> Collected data
- - -

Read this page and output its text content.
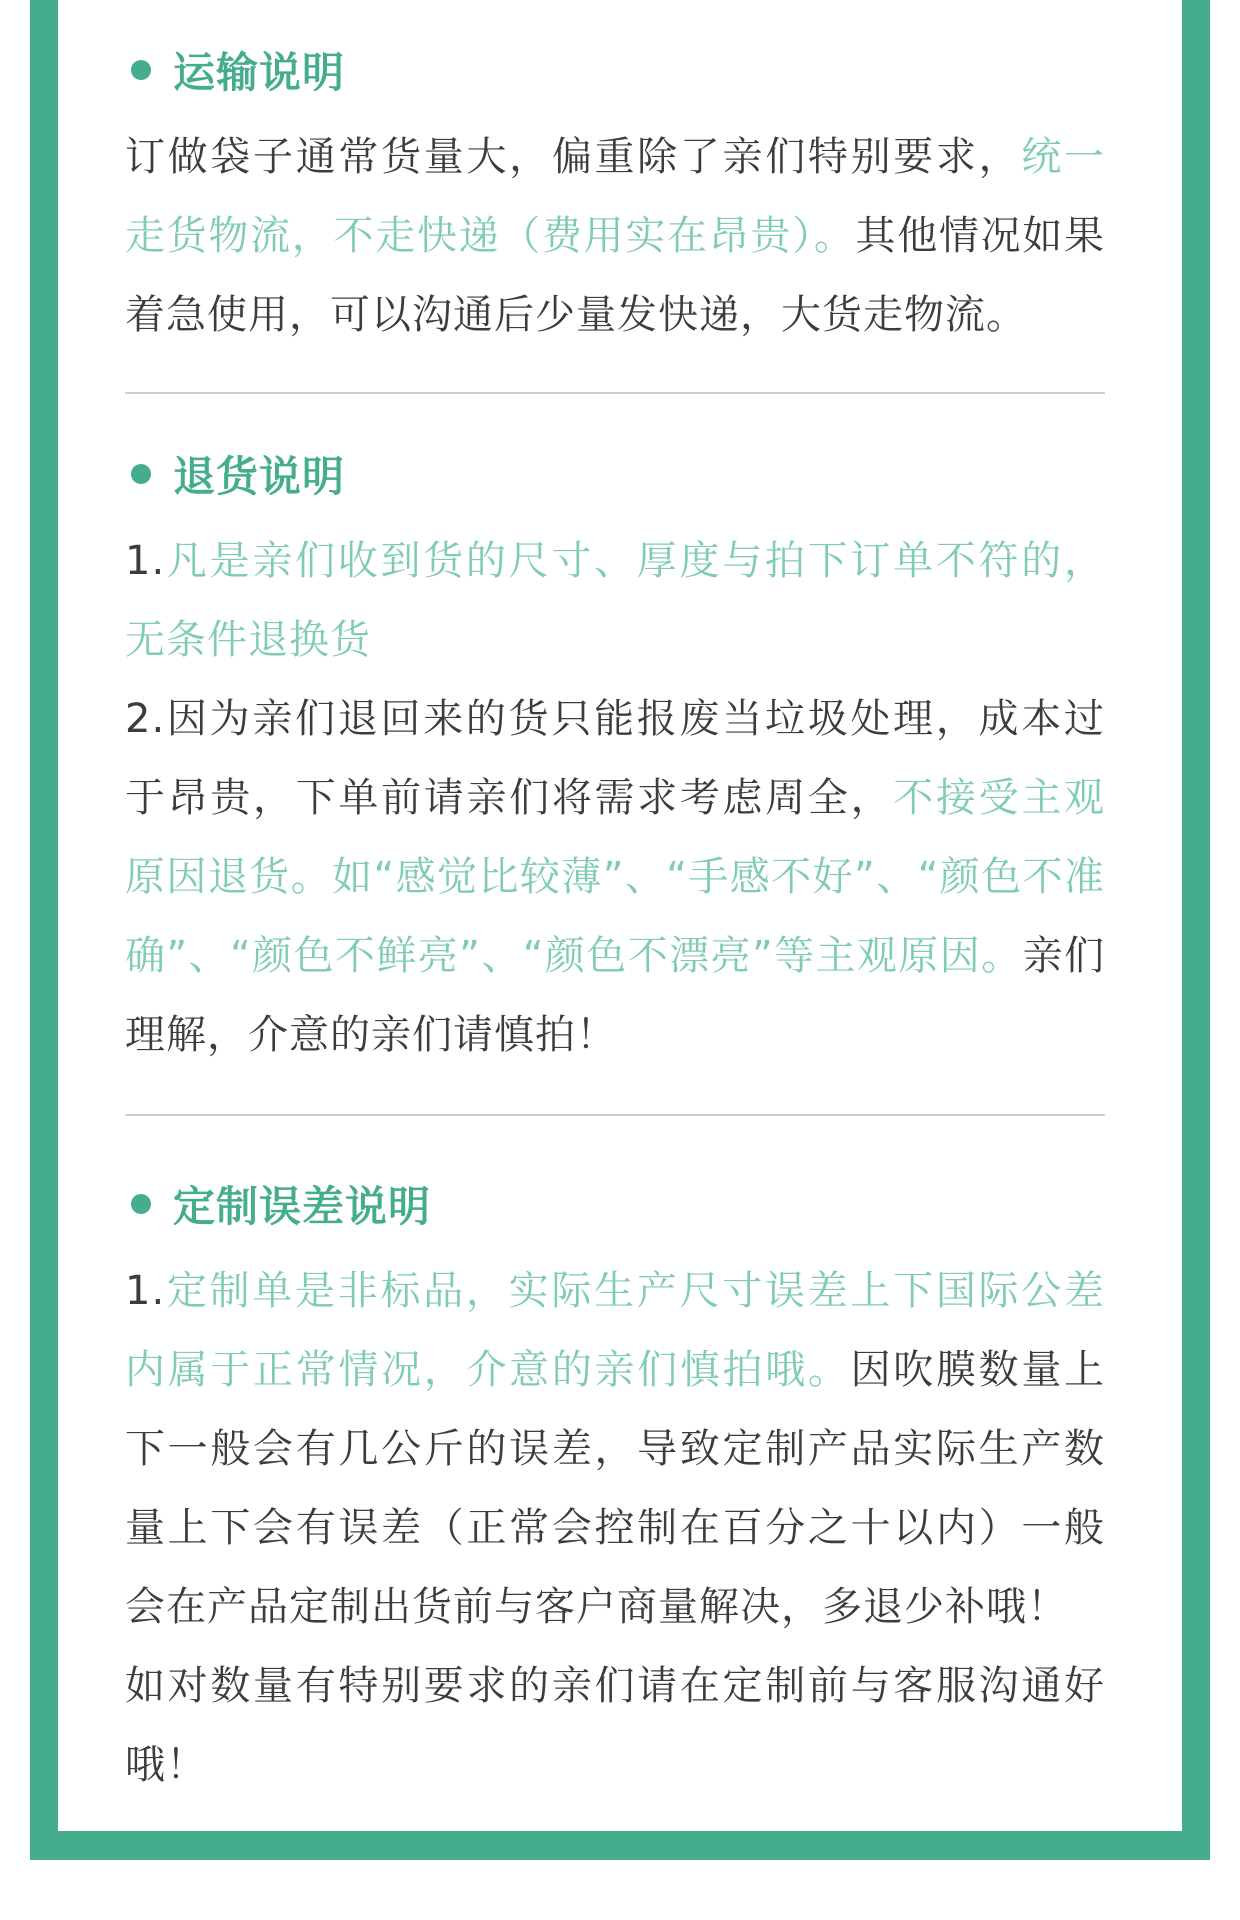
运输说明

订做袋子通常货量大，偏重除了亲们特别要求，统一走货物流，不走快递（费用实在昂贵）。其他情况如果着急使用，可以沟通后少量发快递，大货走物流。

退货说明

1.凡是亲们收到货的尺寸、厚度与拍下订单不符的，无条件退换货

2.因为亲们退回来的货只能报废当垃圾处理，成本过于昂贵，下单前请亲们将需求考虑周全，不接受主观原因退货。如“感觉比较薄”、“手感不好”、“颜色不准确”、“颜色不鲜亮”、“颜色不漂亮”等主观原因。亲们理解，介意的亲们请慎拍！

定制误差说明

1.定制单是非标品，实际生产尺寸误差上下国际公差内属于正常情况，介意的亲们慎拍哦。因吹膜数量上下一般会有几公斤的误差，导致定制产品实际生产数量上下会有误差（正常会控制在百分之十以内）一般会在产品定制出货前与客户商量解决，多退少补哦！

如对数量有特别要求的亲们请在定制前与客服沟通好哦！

- - -

> Exercise brief
Reproduce each line exactly as it appears, omitting the pictures.

> Task solution
Read this page and output its text content.
运输说明

订做袋子通常货量大，偏重除了亲们特别要求，统一走货物流，不走快递（费用实在昂贵）。其他情况如果着急使用，可以沟通后少量发快递，大货走物流。

退货说明

1.凡是亲们收到货的尺寸、厚度与拍下订单不符的，无条件退换货

2.因为亲们退回来的货只能报废当垃圾处理，成本过于昂贵，下单前请亲们将需求考虑周全，不接受主观原因退货。如“感觉比较薄”、“手感不好”、“颜色不准确”、“颜色不鲜亮”、“颜色不漂亮”等主观原因。亲们理解，介意的亲们请慎拍！

定制误差说明

1.定制单是非标品，实际生产尺寸误差上下国际公差内属于正常情况，介意的亲们慎拍哦。因吹膜数量上下一般会有几公斤的误差，导致定制产品实际生产数量上下会有误差（正常会控制在百分之十以内）一般会在产品定制出货前与客户商量解决，多退少补哦！

如对数量有特别要求的亲们请在定制前与客服沟通好哦！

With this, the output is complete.